### What is needed
Reproduce this listing in full.

### Given entries
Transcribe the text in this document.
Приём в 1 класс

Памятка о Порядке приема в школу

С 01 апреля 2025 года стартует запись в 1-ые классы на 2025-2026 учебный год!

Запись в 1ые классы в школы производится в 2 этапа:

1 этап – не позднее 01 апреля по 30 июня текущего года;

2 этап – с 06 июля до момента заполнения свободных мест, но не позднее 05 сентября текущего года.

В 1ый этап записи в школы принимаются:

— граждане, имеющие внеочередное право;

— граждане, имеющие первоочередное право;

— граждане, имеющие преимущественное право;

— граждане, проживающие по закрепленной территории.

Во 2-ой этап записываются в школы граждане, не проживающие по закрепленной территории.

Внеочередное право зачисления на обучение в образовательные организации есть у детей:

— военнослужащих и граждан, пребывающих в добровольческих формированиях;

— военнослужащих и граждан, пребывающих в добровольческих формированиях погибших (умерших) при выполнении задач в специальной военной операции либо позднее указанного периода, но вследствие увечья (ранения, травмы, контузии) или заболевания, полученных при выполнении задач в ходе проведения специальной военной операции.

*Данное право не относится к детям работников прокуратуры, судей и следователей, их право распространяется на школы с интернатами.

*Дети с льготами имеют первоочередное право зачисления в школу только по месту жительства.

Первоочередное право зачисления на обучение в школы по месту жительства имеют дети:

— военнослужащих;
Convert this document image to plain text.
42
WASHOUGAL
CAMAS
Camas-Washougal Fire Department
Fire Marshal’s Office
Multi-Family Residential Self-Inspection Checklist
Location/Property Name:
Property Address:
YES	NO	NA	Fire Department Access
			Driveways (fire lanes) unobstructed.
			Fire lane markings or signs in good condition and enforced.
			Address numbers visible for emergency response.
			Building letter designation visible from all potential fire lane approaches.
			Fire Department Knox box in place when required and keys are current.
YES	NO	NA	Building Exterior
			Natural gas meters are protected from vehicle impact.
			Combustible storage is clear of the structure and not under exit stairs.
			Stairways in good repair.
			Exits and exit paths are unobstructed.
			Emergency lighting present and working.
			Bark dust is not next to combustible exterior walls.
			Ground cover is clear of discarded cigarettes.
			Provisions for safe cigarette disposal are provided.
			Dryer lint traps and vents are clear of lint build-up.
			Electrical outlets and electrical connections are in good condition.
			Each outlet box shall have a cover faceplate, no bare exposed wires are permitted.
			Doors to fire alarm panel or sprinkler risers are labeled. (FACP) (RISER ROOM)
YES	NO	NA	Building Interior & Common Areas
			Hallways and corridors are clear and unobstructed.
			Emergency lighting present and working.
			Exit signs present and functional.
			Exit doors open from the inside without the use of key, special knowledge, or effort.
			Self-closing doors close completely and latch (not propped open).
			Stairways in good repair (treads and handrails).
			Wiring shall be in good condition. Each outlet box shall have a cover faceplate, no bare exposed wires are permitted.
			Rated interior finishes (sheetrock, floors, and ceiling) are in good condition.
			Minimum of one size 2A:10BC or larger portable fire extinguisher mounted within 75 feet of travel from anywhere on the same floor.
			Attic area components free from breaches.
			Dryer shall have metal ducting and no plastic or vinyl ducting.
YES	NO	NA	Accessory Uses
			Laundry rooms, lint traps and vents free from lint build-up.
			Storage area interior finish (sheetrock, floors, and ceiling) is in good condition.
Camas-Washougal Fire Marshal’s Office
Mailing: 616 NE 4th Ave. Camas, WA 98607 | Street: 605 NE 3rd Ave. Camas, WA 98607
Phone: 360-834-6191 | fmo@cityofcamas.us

### Reply to the exercise
Transcribe the text in this document.
Приём в 1 класс

Памятка о Порядке приема в школу

С 01 апреля 2025 года стартует запись в 1-ые классы на 2025-2026 учебный год!

Запись в 1ые классы в школы производится в 2 этапа:

1 этап – не позднее 01 апреля по 30 июня текущего года;

2 этап – с 06 июля до момента заполнения свободных мест, но не позднее 05 сентября текущего года.

В 1ый этап записи в школы принимаются:

— граждане, имеющие внеочередное право;

— граждане, имеющие первоочередное право;

— граждане, имеющие преимущественное право;

— граждане, проживающие по закрепленной территории.

Во 2-ой этап записываются в школы граждане, не проживающие по закрепленной территории.

Внеочередное право зачисления на обучение в образовательные организации есть у детей:

— военнослужащих и граждан, пребывающих в добровольческих формированиях;

— военнослужащих и граждан, пребывающих в добровольческих формированиях погибших (умерших) при выполнении задач в специальной военной операции либо позднее указанного периода, но вследствие увечья (ранения, травмы, контузии) или заболевания, полученных при выполнении задач в ходе проведения специальной военной операции.

*Данное право не относится к детям работников прокуратуры, судей и следователей, их право распространяется на школы с интернатами.

*Дети с льготами имеют первоочередное право зачисления в школу только по месту жительства.

Первоочередное право зачисления на обучение в школы по месту жительства имеют дети:

— военнослужащих;
Convert this document image to plain text.
42
WASHOUGAL
CAMAS
Camas-Washougal Fire Department
Fire Marshal’s Office
Multi-Family Residential Self-Inspection Checklist
Location/Property Name:
Property Address:
YES	NO	NA	Fire Department Access
			Driveways (fire lanes) unobstructed.
			Fire lane markings or signs in good condition and enforced.
			Address numbers visible for emergency response.
			Building letter designation visible from all potential fire lane approaches.
			Fire Department Knox box in place when required and keys are current.
YES	NO	NA	Building Exterior
			Natural gas meters are protected from vehicle impact.
			Combustible storage is clear of the structure and not under exit stairs.
			Stairways in good repair.
			Exits and exit paths are unobstructed.
			Emergency lighting present and working.
			Bark dust is not next to combustible exterior walls.
			Ground cover is clear of discarded cigarettes.
			Provisions for safe cigarette disposal are provided.
			Dryer lint traps and vents are clear of lint build-up.
			Electrical outlets and electrical connections are in good condition.
			Each outlet box shall have a cover faceplate, no bare exposed wires are permitted.
			Doors to fire alarm panel or sprinkler risers are labeled. (FACP) (RISER ROOM)
YES	NO	NA	Building Interior & Common Areas
			Hallways and corridors are clear and unobstructed.
			Emergency lighting present and working.
			Exit signs present and functional.
			Exit doors open from the inside without the use of key, special knowledge, or effort.
			Self-closing doors close completely and latch (not propped open).
			Stairways in good repair (treads and handrails).
			Wiring shall be in good condition. Each outlet box shall have a cover faceplate, no bare exposed wires are permitted.
			Rated interior finishes (sheetrock, floors, and ceiling) are in good condition.
			Minimum of one size 2A:10BC or larger portable fire extinguisher mounted within 75 feet of travel from anywhere on the same floor.
			Attic area components free from breaches.
			Dryer shall have metal ducting and no plastic or vinyl ducting.
YES	NO	NA	Accessory Uses
			Laundry rooms, lint traps and vents free from lint build-up.
			Storage area interior finish (sheetrock, floors, and ceiling) is in good condition.
Camas-Washougal Fire Marshal’s Office
Mailing: 616 NE 4th Ave. Camas, WA 98607 | Street: 605 NE 3rd Ave. Camas, WA 98607
Phone: 360-834-6191 | fmo@cityofcamas.us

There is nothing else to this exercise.